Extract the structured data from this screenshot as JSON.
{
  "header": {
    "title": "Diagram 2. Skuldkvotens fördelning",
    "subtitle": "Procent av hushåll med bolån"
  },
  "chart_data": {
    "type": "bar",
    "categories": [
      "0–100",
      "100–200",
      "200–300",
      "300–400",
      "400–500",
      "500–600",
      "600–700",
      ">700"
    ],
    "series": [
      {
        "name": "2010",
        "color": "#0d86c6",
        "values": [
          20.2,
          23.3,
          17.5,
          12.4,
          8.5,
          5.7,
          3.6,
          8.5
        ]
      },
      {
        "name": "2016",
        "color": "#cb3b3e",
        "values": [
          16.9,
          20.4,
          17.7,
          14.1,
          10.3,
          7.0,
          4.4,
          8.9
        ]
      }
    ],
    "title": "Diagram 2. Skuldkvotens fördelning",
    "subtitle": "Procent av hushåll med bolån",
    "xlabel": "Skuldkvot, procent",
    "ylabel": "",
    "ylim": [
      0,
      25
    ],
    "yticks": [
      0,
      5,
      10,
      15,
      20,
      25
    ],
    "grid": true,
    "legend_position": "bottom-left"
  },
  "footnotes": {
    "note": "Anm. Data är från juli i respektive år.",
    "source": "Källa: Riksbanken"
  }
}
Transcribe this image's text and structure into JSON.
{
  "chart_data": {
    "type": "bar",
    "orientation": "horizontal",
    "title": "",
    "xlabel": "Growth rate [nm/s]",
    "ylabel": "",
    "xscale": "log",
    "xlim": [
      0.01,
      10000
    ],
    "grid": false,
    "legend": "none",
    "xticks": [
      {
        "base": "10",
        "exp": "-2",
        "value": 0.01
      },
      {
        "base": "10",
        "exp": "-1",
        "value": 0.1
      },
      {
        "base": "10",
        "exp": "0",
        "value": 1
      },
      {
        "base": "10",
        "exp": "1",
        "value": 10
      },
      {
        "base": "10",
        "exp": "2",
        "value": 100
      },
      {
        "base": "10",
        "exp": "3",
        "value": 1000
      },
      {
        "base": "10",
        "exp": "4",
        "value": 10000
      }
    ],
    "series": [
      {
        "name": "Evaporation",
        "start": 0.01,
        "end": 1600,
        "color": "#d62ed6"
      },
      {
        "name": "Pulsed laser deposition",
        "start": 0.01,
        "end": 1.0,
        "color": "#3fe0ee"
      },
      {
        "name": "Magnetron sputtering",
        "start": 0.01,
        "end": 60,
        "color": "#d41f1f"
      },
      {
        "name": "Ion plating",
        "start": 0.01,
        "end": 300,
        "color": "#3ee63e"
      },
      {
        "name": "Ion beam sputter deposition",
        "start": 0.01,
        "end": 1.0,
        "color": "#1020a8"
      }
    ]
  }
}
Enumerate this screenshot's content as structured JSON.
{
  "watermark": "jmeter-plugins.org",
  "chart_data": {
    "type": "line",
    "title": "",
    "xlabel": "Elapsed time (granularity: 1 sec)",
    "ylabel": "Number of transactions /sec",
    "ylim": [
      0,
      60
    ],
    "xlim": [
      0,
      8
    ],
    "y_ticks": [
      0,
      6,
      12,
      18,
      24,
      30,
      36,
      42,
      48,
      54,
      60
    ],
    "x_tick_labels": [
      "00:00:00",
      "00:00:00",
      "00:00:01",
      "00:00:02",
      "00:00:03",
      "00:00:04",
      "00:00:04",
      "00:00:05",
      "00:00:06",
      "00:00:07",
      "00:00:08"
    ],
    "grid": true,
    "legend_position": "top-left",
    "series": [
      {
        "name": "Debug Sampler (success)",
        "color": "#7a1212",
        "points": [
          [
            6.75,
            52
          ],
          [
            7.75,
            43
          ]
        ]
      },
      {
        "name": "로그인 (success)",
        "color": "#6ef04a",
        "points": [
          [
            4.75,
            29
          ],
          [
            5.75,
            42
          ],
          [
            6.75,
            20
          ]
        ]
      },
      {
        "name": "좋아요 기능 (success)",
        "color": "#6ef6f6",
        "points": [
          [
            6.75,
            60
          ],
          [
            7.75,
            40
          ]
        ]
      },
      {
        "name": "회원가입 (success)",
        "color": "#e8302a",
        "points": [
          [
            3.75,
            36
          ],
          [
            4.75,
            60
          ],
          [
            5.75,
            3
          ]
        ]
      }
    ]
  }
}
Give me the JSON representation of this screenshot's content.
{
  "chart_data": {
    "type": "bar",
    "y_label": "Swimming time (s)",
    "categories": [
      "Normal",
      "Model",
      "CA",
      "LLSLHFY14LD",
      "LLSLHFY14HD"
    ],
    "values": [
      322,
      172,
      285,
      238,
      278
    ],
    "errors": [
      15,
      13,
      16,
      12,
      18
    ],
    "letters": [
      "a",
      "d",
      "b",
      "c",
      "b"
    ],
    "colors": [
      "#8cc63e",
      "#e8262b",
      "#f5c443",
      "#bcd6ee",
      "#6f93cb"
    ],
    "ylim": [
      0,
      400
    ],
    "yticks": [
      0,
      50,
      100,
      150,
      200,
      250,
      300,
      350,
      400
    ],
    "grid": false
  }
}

————

Required work => From the line holding "Give me the" down to the final line above, quote every line exactly and only those lines.

Output below =>
Give me the JSON representation of this screenshot's content.
{
  "chart_data": {
    "type": "bar",
    "y_label": "Swimming time (s)",
    "categories": [
      "Normal",
      "Model",
      "CA",
      "LLSLHFY14LD",
      "LLSLHFY14HD"
    ],
    "values": [
      322,
      172,
      285,
      238,
      278
    ],
    "errors": [
      15,
      13,
      16,
      12,
      18
    ],
    "letters": [
      "a",
      "d",
      "b",
      "c",
      "b"
    ],
    "colors": [
      "#8cc63e",
      "#e8262b",
      "#f5c443",
      "#bcd6ee",
      "#6f93cb"
    ],
    "ylim": [
      0,
      400
    ],
    "yticks": [
      0,
      50,
      100,
      150,
      200,
      250,
      300,
      350,
      400
    ],
    "grid": false
  }
}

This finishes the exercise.